## ENTRIES SHOWN
——————————

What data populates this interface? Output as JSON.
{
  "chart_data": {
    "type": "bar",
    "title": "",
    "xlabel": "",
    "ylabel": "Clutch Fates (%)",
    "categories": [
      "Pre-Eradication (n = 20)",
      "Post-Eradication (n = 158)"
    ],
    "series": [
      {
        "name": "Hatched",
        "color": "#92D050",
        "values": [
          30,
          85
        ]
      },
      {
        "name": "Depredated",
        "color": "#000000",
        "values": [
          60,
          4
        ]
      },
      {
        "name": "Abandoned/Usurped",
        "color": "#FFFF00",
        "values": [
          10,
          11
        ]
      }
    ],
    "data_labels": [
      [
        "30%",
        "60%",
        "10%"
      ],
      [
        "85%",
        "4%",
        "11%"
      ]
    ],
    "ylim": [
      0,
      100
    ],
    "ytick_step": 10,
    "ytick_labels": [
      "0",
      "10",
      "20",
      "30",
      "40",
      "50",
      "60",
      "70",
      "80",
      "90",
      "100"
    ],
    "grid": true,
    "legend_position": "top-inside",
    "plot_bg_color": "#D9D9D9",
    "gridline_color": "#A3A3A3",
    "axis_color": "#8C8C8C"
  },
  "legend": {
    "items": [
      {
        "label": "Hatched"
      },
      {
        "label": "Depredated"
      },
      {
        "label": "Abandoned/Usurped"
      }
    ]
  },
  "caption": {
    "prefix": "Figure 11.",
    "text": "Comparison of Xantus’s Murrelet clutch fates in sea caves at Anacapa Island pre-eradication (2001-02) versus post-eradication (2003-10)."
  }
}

——————————

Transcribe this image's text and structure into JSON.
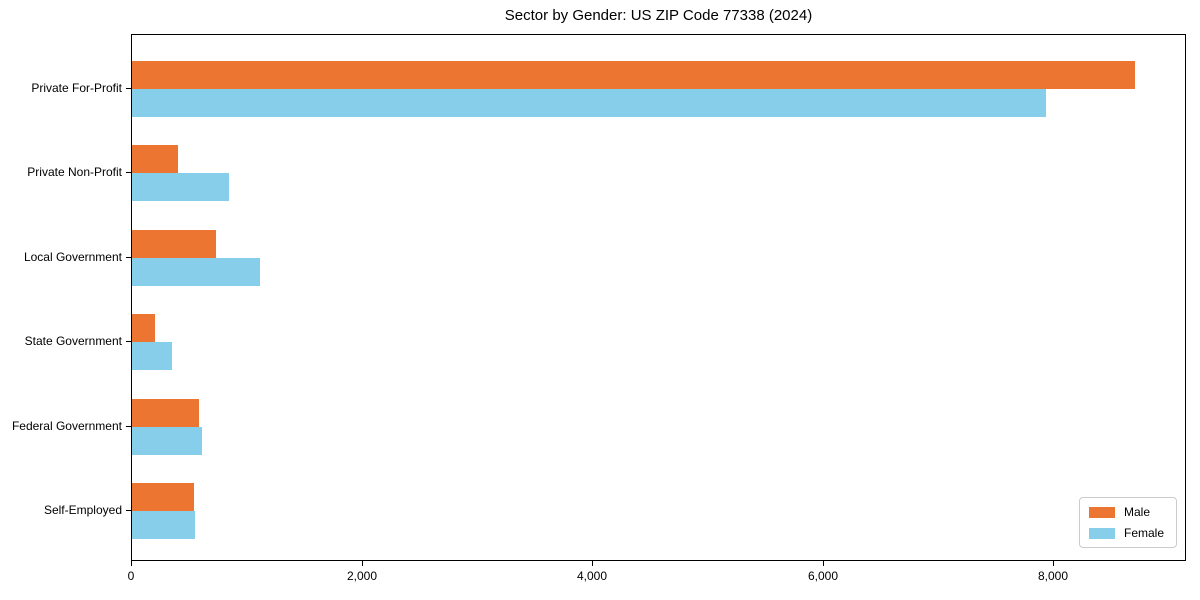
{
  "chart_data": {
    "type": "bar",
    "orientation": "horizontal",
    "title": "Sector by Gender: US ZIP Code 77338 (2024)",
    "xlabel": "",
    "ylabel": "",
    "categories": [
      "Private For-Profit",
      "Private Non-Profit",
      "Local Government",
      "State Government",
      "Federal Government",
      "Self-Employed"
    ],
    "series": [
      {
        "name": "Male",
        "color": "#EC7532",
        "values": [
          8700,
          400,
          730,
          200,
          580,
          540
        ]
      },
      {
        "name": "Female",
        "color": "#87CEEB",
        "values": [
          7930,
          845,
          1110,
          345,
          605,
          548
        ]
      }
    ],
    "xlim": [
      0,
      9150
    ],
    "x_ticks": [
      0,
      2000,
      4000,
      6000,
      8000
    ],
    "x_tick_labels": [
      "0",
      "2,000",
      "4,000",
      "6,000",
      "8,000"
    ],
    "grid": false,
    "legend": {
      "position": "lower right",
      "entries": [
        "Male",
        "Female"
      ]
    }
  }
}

——————————

## WHAT IS BEING ASKED
Of the lines in the records, determine how many contain the word "JSON", and report that number alone.

## ANSWER BELOW
2